• Extrait du document
-=-=-
Norton

Des hauts et des bas, mais toujours des bécanes de folie !

Naissance de la marque



Né en 1869, à Birmingham, James Lansdowne Norton crée Pa Norton, une entreprise de fabrication de bicyclettes à moteur. Implantée à Wolverhampton, elle est ensuite transférée à Birmingham en 1898 et devient la Norton Motorcycle Company, spécialisée dans les raccords et pièces pour le commerce des deux-roues.


La première moto Norton conçue en 1902 est équipée d’un monocylindre français de Gustave Adolphe Clément de 162 cc. La marque fonctionne par la suite avec des moteurs suisses et français, Peugeot notamment, qui équipent tous les modèles Norton de 200 à 1000 cc jusqu’en 1906.

En 1907, Rem. Fowler, au guidon d’une Norton mue par un moteur Peugeot remporte la première édition de la Saint John’s Course, la future Tourist Trophy (T.T), dans la catégorie des bicylindres.
-=-=-
• Données fournies
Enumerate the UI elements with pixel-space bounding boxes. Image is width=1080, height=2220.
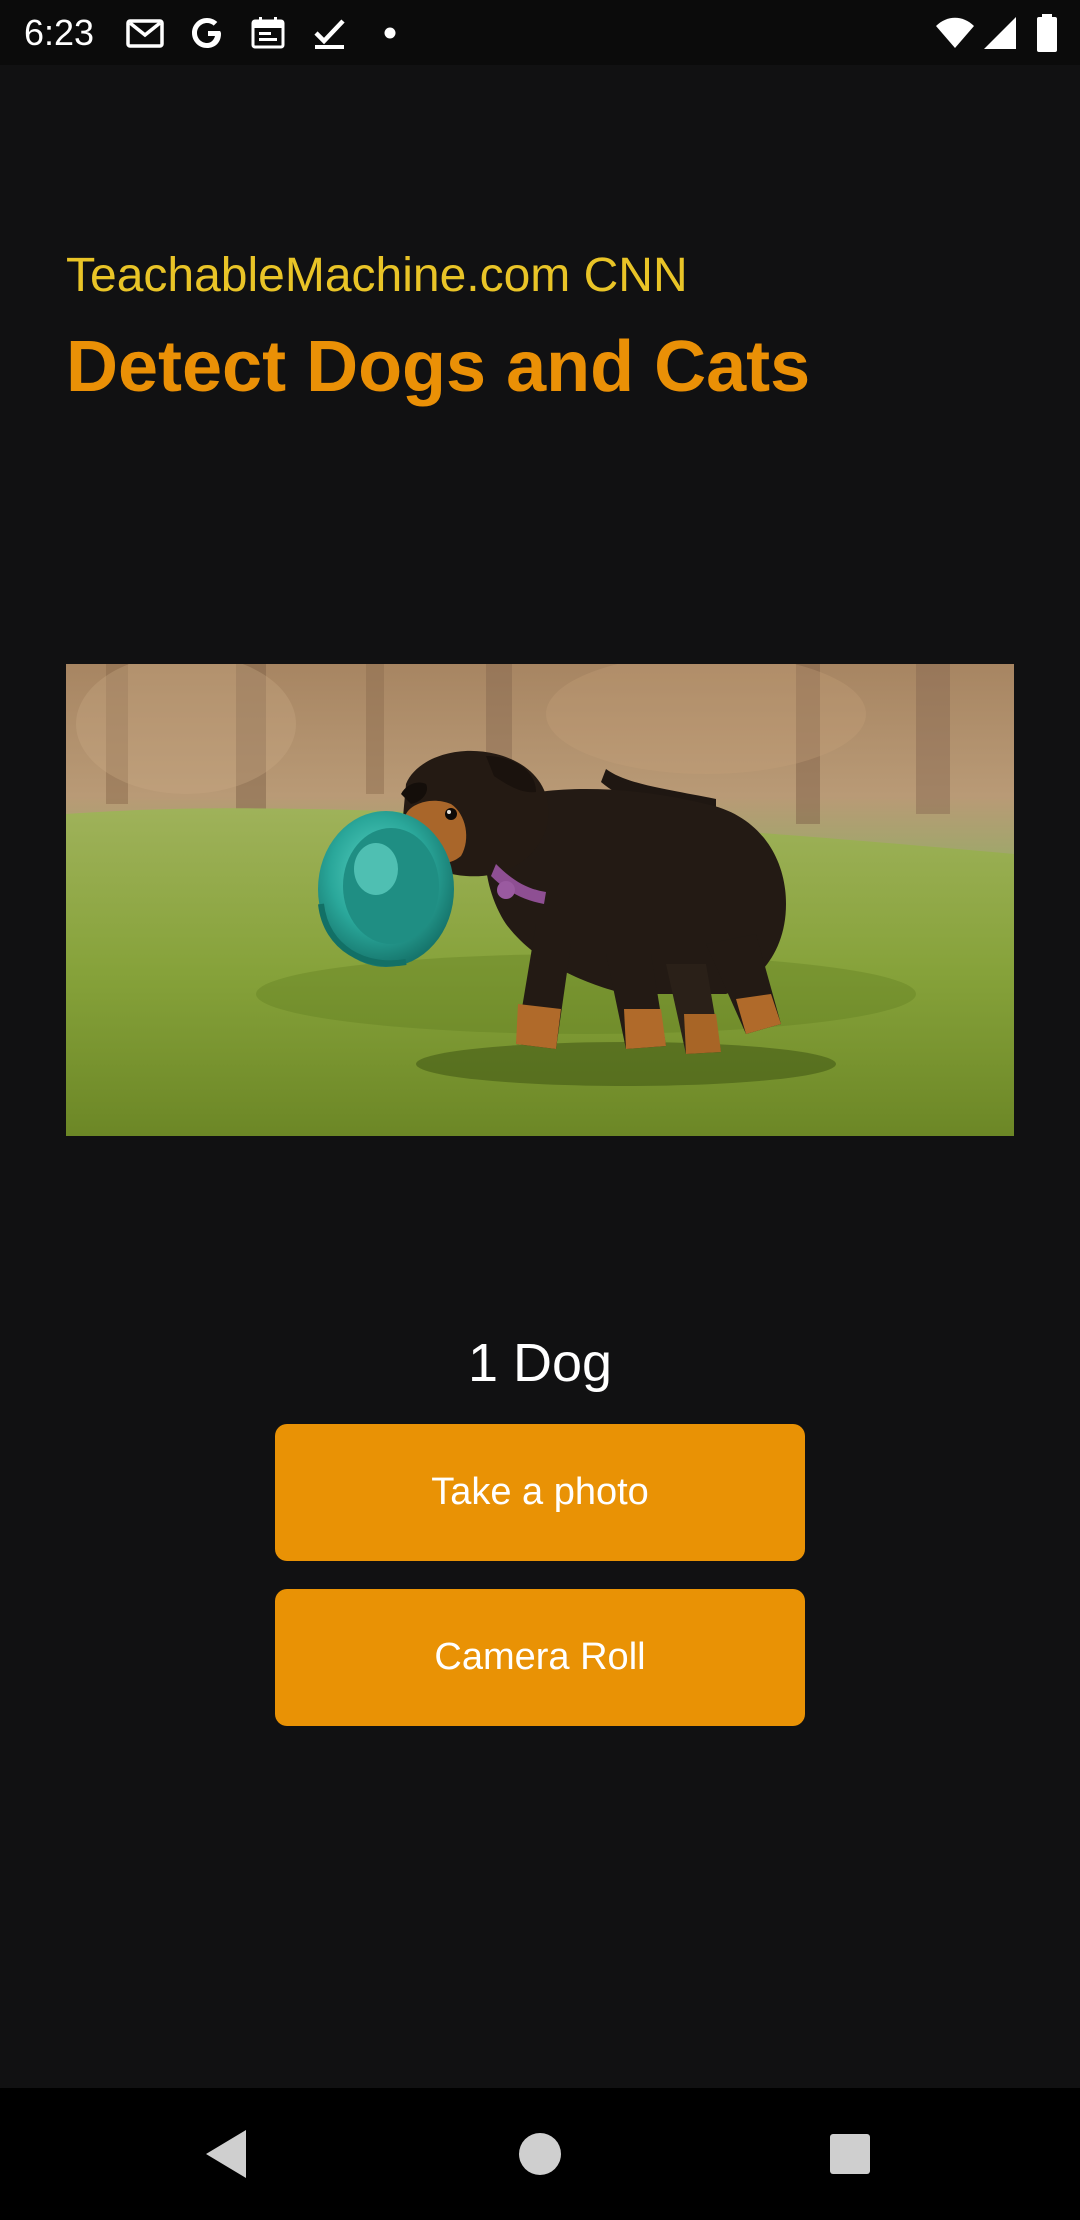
notification-dot-icon	[370, 13, 410, 53]
camera-roll-button[interactable]: Camera Roll	[275, 1589, 805, 1726]
home-icon[interactable]	[504, 2118, 576, 2190]
battery-icon	[1034, 13, 1060, 53]
calendar-icon	[248, 13, 288, 53]
cellular-signal-icon	[980, 13, 1020, 53]
selected-photo	[66, 664, 1014, 1136]
gmail-icon	[125, 13, 165, 53]
system-nav-bar	[0, 2088, 1080, 2220]
status-time: 6:23	[24, 12, 95, 53]
page-title: Detect Dogs and Cats	[66, 327, 811, 407]
app-screen: 6:23 TeachableMachine.com CNN Detect Dog…	[0, 0, 1080, 2220]
app-subtitle: TeachableMachine.com CNN	[66, 249, 688, 302]
google-icon	[187, 13, 227, 53]
prediction-label: 1 Dog	[467, 1333, 613, 1393]
task-check-icon	[310, 13, 350, 53]
back-icon[interactable]	[190, 2118, 262, 2190]
status-bar: 6:23	[0, 0, 1080, 65]
wifi-icon	[934, 13, 976, 53]
recents-icon[interactable]	[814, 2118, 886, 2190]
take-photo-button[interactable]: Take a photo	[275, 1424, 805, 1561]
-=-=-
• Énoncé du problème A
Répondez aux questions suivantes à partir du passage sur la marque Norton :
(i) En quelle année et dans quelle ville James Lansdowne Norton est-il né ?
(ii) Quelle est la cylindrée du moteur qui équipe la première moto Norton conçue en 1902 ?
(iii) Quelle course Rem. Fowler remporte-t-il en 1907, et dans quelle catégorie ?
• Énoncé du problème B
Prolongez le passage sur l'histoire de la marque Norton au-delà de sa dernière phrase.

• Résultat obtenu A
(i) En 1869, à Birmingham.
(ii) 162 cc.
(iii) La première édition de la Saint John's Course, la future Tourist Trophy, dans la catégorie des bicylindres.

• Résultat obtenu B
Il parcourt 255 km à 58 km/h de moyenne en portant le record du tour à 62 km/h.


Si cette année-là Norton démontre son savoir-faire en compétition, le plus important pour la marque est la mise au poing son propre moteur, le Big-Four modèle 1, de 660 cc.

J. L. Norton, bon ingénieur, mais piètre commercial, fait faillite en 1913. Sa société est rachetée par Bob Shelley, propriétaire de R.T. Shelley, une entreprise de fabrication de pièces automobiles. Rebaptisée Norton Motors Limited, elle est promue par le beau-frère de Shelley, Dan O' Donovan, qui établit des records de vitesse en 1914, sur le mile, puis sur 5 et 10 miles, avec un modèle de 490 cc.

Première guerre mondiale



Pendant la première guerre, Norton soutient l’armée avec la production de quelques motos de 3,5 chevaux et des Big-Four, parfaites pour les side-cars. Equipés avec un Big-Four, les side-cars sont modifiés pour transporter des canons, faire office d’ambulance, etc.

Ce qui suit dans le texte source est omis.